Search the material below for the word "chevron" and copy every line in which it occurs.

-- begin --

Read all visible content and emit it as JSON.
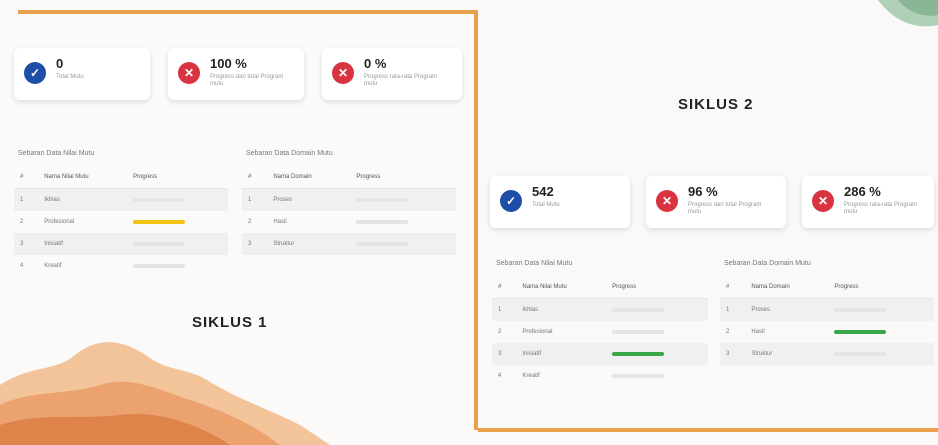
{
  "siklus1": {
    "label": "SIKLUS 1",
    "cards": [
      {
        "value": "0",
        "label": "Total Mutu",
        "icon": "check-icon",
        "color": "#1d4fa8"
      },
      {
        "value": "100 %",
        "label": "Progress dari total Program mutu",
        "icon": "x-icon",
        "color": "#d8333f"
      },
      {
        "value": "0 %",
        "label": "Progress rata-rata Program mutu",
        "icon": "x-icon",
        "color": "#d8333f"
      }
    ],
    "table_left": {
      "title": "Sebaran Data Nilai Mutu",
      "headers": [
        "#",
        "Nama Nilai Mutu",
        "Progress"
      ],
      "rows": [
        {
          "no": "1",
          "name": "Ikhlas",
          "progress": 0,
          "color": "#e0e0e0"
        },
        {
          "no": "2",
          "name": "Profesional",
          "progress": 1,
          "color": "#f2c311"
        },
        {
          "no": "3",
          "name": "Inisiatif",
          "progress": 0,
          "color": "#e0e0e0"
        },
        {
          "no": "4",
          "name": "Kreatif",
          "progress": 0,
          "color": "#e0e0e0"
        }
      ]
    },
    "table_right": {
      "title": "Sebaran Data Domain Mutu",
      "headers": [
        "#",
        "Nama Domain",
        "Progress"
      ],
      "rows": [
        {
          "no": "1",
          "name": "Proses",
          "progress": 0,
          "color": "#e0e0e0"
        },
        {
          "no": "2",
          "name": "Hasil",
          "progress": 0,
          "color": "#e0e0e0"
        },
        {
          "no": "3",
          "name": "Struktur",
          "progress": 0,
          "color": "#e0e0e0"
        }
      ]
    }
  },
  "siklus2": {
    "label": "SIKLUS 2",
    "cards": [
      {
        "value": "542",
        "label": "Total Mutu",
        "icon": "check-icon",
        "color": "#1d4fa8"
      },
      {
        "value": "96 %",
        "label": "Progress dari total Program mutu",
        "icon": "x-icon",
        "color": "#d8333f"
      },
      {
        "value": "286 %",
        "label": "Progress rata-rata Program mutu",
        "icon": "x-icon",
        "color": "#d8333f"
      }
    ],
    "table_left": {
      "title": "Sebaran Data Nilai Mutu",
      "headers": [
        "#",
        "Nama Nilai Mutu",
        "Progress"
      ],
      "rows": [
        {
          "no": "1",
          "name": "Ikhlas",
          "progress": 0,
          "color": "#e0e0e0"
        },
        {
          "no": "2",
          "name": "Profesional",
          "progress": 0,
          "color": "#e0e0e0"
        },
        {
          "no": "3",
          "name": "Inisiatif",
          "progress": 1,
          "color": "#3aa64a"
        },
        {
          "no": "4",
          "name": "Kreatif",
          "progress": 0,
          "color": "#e0e0e0"
        }
      ]
    },
    "table_right": {
      "title": "Sebaran Data Domain Mutu",
      "headers": [
        "#",
        "Nama Domain",
        "Progress"
      ],
      "rows": [
        {
          "no": "1",
          "name": "Proses",
          "progress": 0,
          "color": "#e0e0e0"
        },
        {
          "no": "2",
          "name": "Hasil",
          "progress": 1,
          "color": "#3aa64a"
        },
        {
          "no": "3",
          "name": "Struktur",
          "progress": 0,
          "color": "#e0e0e0"
        }
      ]
    }
  },
  "accent": "#eaa04c"
}
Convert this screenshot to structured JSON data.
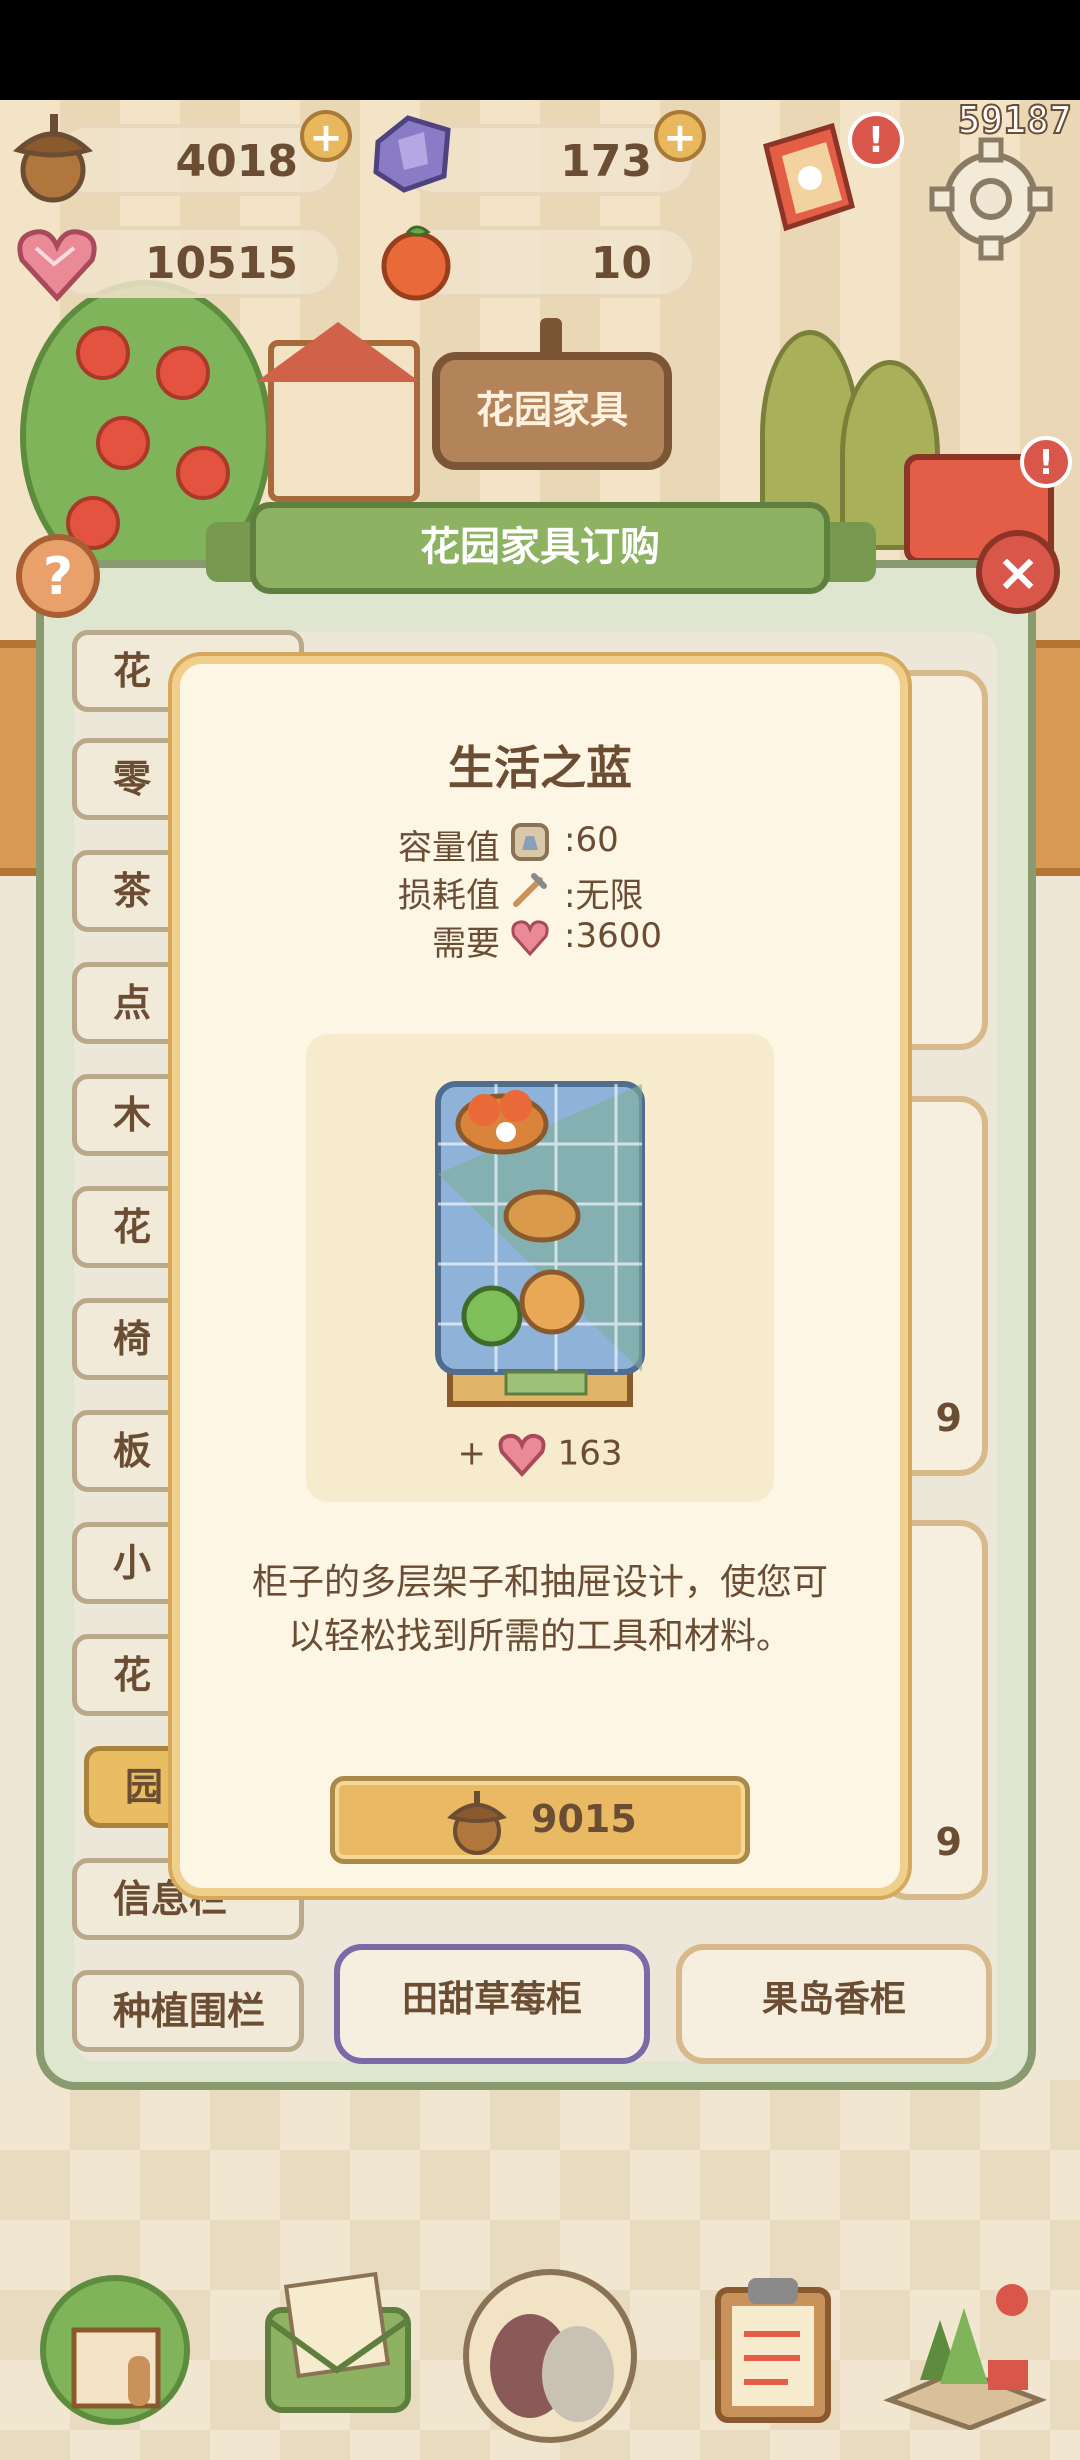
{
  "hud": {
    "acorns": "4018",
    "gems": "173",
    "hearts": "10515",
    "oranges": "10",
    "counter": "59187",
    "plus": "+"
  },
  "sign": {
    "label": "花园家具"
  },
  "panel": {
    "title": "花园家具订购",
    "help": "?",
    "close": "×"
  },
  "tabs": [
    {
      "label": "花"
    },
    {
      "label": "零"
    },
    {
      "label": "茶"
    },
    {
      "label": "点"
    },
    {
      "label": "木"
    },
    {
      "label": "花"
    },
    {
      "label": "椅"
    },
    {
      "label": "板"
    },
    {
      "label": "小"
    },
    {
      "label": "花"
    },
    {
      "label": "园"
    },
    {
      "label": "信息栏"
    },
    {
      "label": "种植围栏"
    }
  ],
  "items": [
    {
      "title": "",
      "price": "9"
    },
    {
      "title": "",
      "price": "9"
    },
    {
      "title": "田甜草莓柜",
      "price": ""
    },
    {
      "title": "果岛香柜",
      "price": ""
    }
  ],
  "dialog": {
    "title": "生活之蓝",
    "capacity_label": "容量值",
    "capacity_value": ":60",
    "wear_label": "损耗值",
    "wear_value": ":无限",
    "need_label": "需要",
    "need_value": ":3600",
    "bonus_prefix": "+",
    "bonus_value": "163",
    "description_line1": "柜子的多层架子和抽屉设计，使您可",
    "description_line2": "以轻松找到所需的工具和材料。",
    "buy_price": "9015"
  },
  "colors": {
    "accent": "#e9ba63",
    "panel_green": "#8db262",
    "heart_pink": "#e77b86",
    "close_red": "#d9574a"
  },
  "icons": {
    "acorn": "acorn-icon",
    "gem": "crystal-icon",
    "heart": "heart-gem-icon",
    "orange": "orange-icon",
    "settings": "gear-icon",
    "close": "close-icon",
    "help": "question-icon"
  }
}
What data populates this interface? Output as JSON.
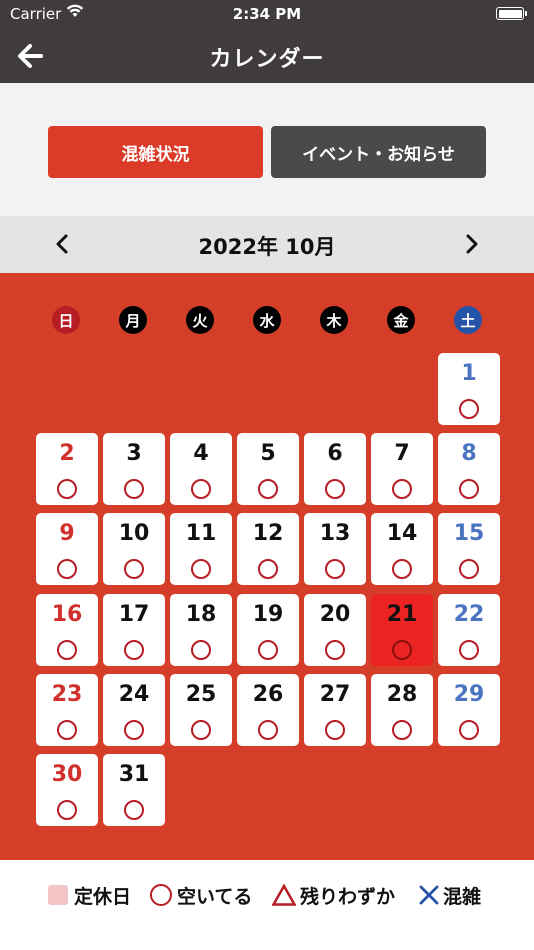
{
  "status_bar": {
    "carrier": "Carrier",
    "time": "2:34 PM"
  },
  "nav": {
    "title": "カレンダー"
  },
  "segments": [
    {
      "label": "混雑状況",
      "active": true
    },
    {
      "label": "イベント・お知らせ",
      "active": false
    }
  ],
  "month": {
    "label": "2022年 10月"
  },
  "weekdays": [
    "日",
    "月",
    "火",
    "水",
    "木",
    "金",
    "土"
  ],
  "days": [
    {
      "day": "1",
      "col": 6,
      "row": 0
    },
    {
      "day": "2",
      "col": 0,
      "row": 1
    },
    {
      "day": "3",
      "col": 1,
      "row": 1
    },
    {
      "day": "4",
      "col": 2,
      "row": 1
    },
    {
      "day": "5",
      "col": 3,
      "row": 1
    },
    {
      "day": "6",
      "col": 4,
      "row": 1
    },
    {
      "day": "7",
      "col": 5,
      "row": 1
    },
    {
      "day": "8",
      "col": 6,
      "row": 1
    },
    {
      "day": "9",
      "col": 0,
      "row": 2
    },
    {
      "day": "10",
      "col": 1,
      "row": 2
    },
    {
      "day": "11",
      "col": 2,
      "row": 2
    },
    {
      "day": "12",
      "col": 3,
      "row": 2
    },
    {
      "day": "13",
      "col": 4,
      "row": 2
    },
    {
      "day": "14",
      "col": 5,
      "row": 2
    },
    {
      "day": "15",
      "col": 6,
      "row": 2
    },
    {
      "day": "16",
      "col": 0,
      "row": 3
    },
    {
      "day": "17",
      "col": 1,
      "row": 3
    },
    {
      "day": "18",
      "col": 2,
      "row": 3
    },
    {
      "day": "19",
      "col": 3,
      "row": 3
    },
    {
      "day": "20",
      "col": 4,
      "row": 3
    },
    {
      "day": "21",
      "col": 5,
      "row": 3,
      "today": true
    },
    {
      "day": "22",
      "col": 6,
      "row": 3
    },
    {
      "day": "23",
      "col": 0,
      "row": 4
    },
    {
      "day": "24",
      "col": 1,
      "row": 4
    },
    {
      "day": "25",
      "col": 2,
      "row": 4
    },
    {
      "day": "26",
      "col": 3,
      "row": 4
    },
    {
      "day": "27",
      "col": 4,
      "row": 4
    },
    {
      "day": "28",
      "col": 5,
      "row": 4
    },
    {
      "day": "29",
      "col": 6,
      "row": 4
    },
    {
      "day": "30",
      "col": 0,
      "row": 5
    },
    {
      "day": "31",
      "col": 1,
      "row": 5
    }
  ],
  "legend": {
    "closed": "定休日",
    "open": "空いてる",
    "few": "残りわずか",
    "busy": "混雑"
  },
  "colors": {
    "header": "#3f3c3b",
    "accent": "#db3b28",
    "calendar_bg": "#d53f2a",
    "today": "#ec2323",
    "sunday": "#d0312d",
    "saturday": "#4a74c0",
    "available_mark": "#b81c24",
    "busy_mark": "#2553a8"
  },
  "icons": {
    "back": "back-arrow-icon",
    "prev": "chevron-left-icon",
    "next": "chevron-right-icon"
  }
}
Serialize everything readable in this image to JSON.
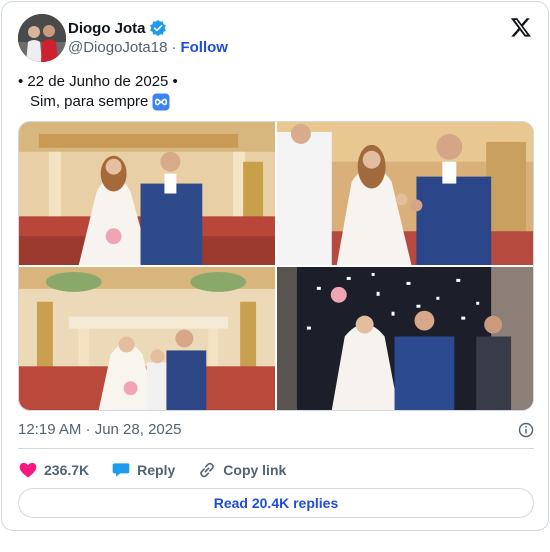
{
  "author": {
    "name": "Diogo Jota",
    "handle": "@DiogoJota18",
    "separator": "·",
    "follow_label": "Follow"
  },
  "tweet": {
    "line1": "• 22 de Junho de 2025 •",
    "line2": "Sim, para sempre",
    "emoji": "infinity-icon"
  },
  "media": {
    "photos": [
      "wedding-altar-portrait",
      "wedding-ring-celebration",
      "wedding-altar-with-child",
      "wedding-confetti-exit"
    ]
  },
  "meta": {
    "timestamp": "12:19 AM · Jun 28, 2025"
  },
  "actions": {
    "likes": "236.7K",
    "reply_label": "Reply",
    "copy_link_label": "Copy link"
  },
  "footer": {
    "read_replies": "Read 20.4K replies"
  },
  "colors": {
    "accent": "#1d9bf0",
    "link": "#1d4ed8",
    "like": "#f91880",
    "muted": "#536471"
  }
}
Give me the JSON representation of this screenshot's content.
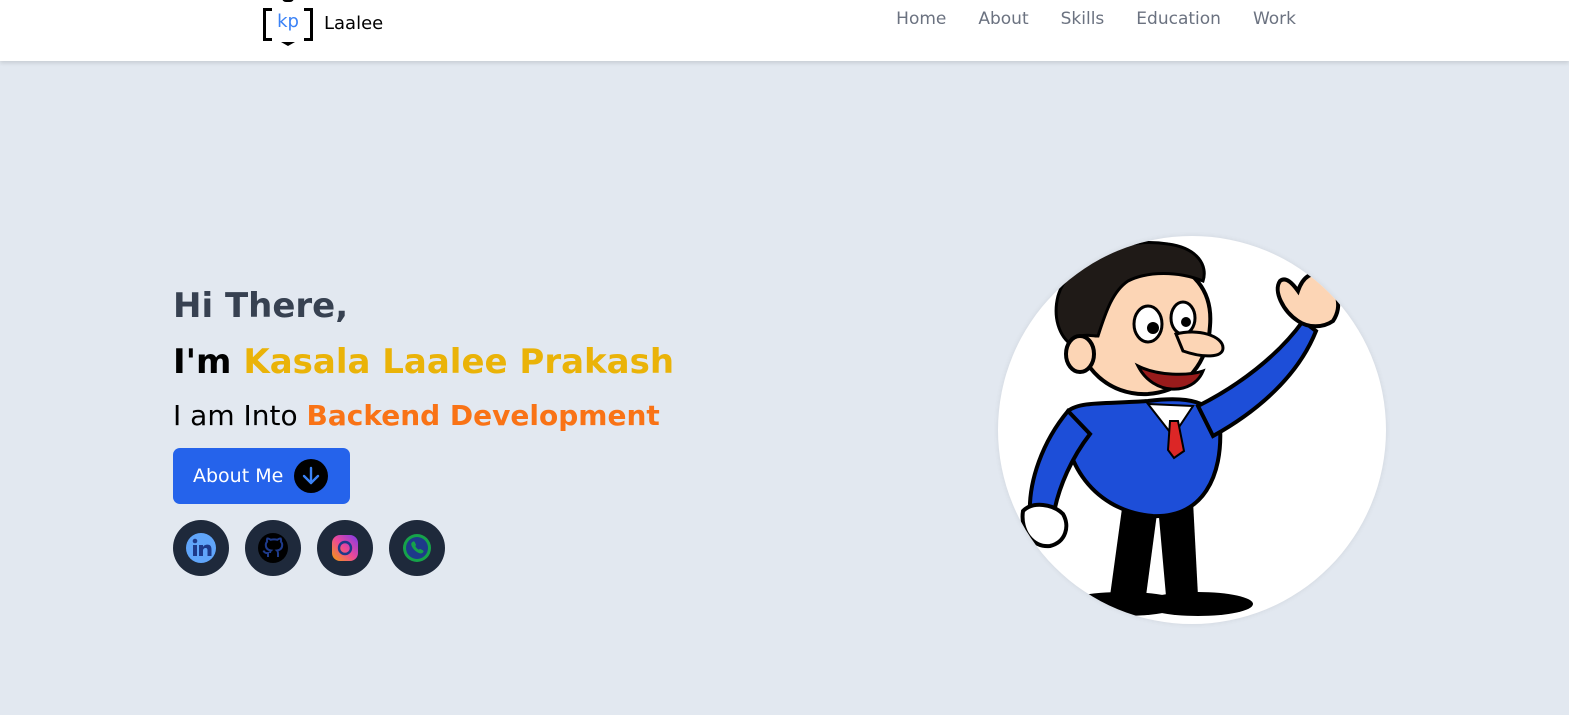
{
  "brand": {
    "logo_text": "kp",
    "name": "Laalee"
  },
  "nav": {
    "items": [
      "Home",
      "About",
      "Skills",
      "Education",
      "Work"
    ]
  },
  "hero": {
    "greeting": "Hi There,",
    "im": "I'm",
    "name": "Kasala Laalee Prakash",
    "into_prefix": "I am Into",
    "role": "Backend Development",
    "about_button": "About Me"
  },
  "socials": [
    "linkedin-icon",
    "github-icon",
    "instagram-icon",
    "whatsapp-icon"
  ],
  "colors": {
    "background": "#e2e8f0",
    "name_accent": "#eab308",
    "role_accent": "#f97316",
    "button": "#2563eb",
    "social_bg": "#1e293b"
  }
}
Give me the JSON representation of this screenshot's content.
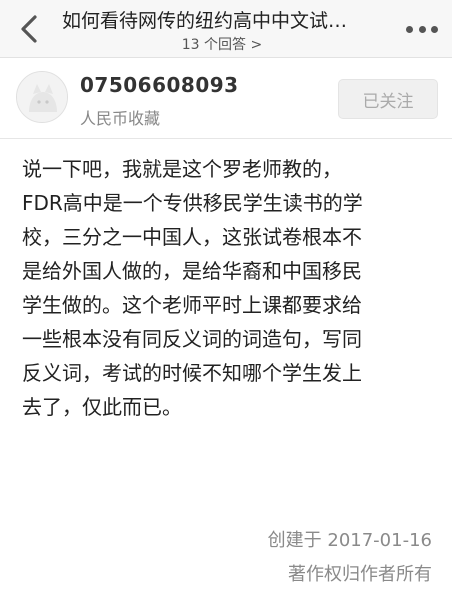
{
  "header": {
    "title": "如何看待网传的纽约高中中文试…",
    "subtitle": "13 个回答 >"
  },
  "author": {
    "name": "07506608093",
    "bio": "人民币收藏",
    "follow_label": "已关注"
  },
  "answer": {
    "lines": [
      "说一下吧，我就是这个罗老师教的，",
      "FDR高中是一个专供移民学生读书的学",
      "校，三分之一中国人，这张试卷根本不",
      "是给外国人做的，是给华裔和中国移民",
      "学生做的。这个老师平时上课都要求给",
      "一些根本没有同反义词的词造句，写同",
      "反义词，考试的时候不知哪个学生发上",
      "去了，仅此而已。"
    ]
  },
  "footer": {
    "created": "创建于 2017-01-16",
    "copyright": "著作权归作者所有"
  },
  "icons": {
    "back": "chevron-left-icon",
    "more": "more-dots-icon",
    "avatar": "default-avatar-icon"
  }
}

-- end --

Answer:
    "prev": "chevron-left-icon",
    "next": "chevron-right-icon"
    "back": "chevron-left-icon",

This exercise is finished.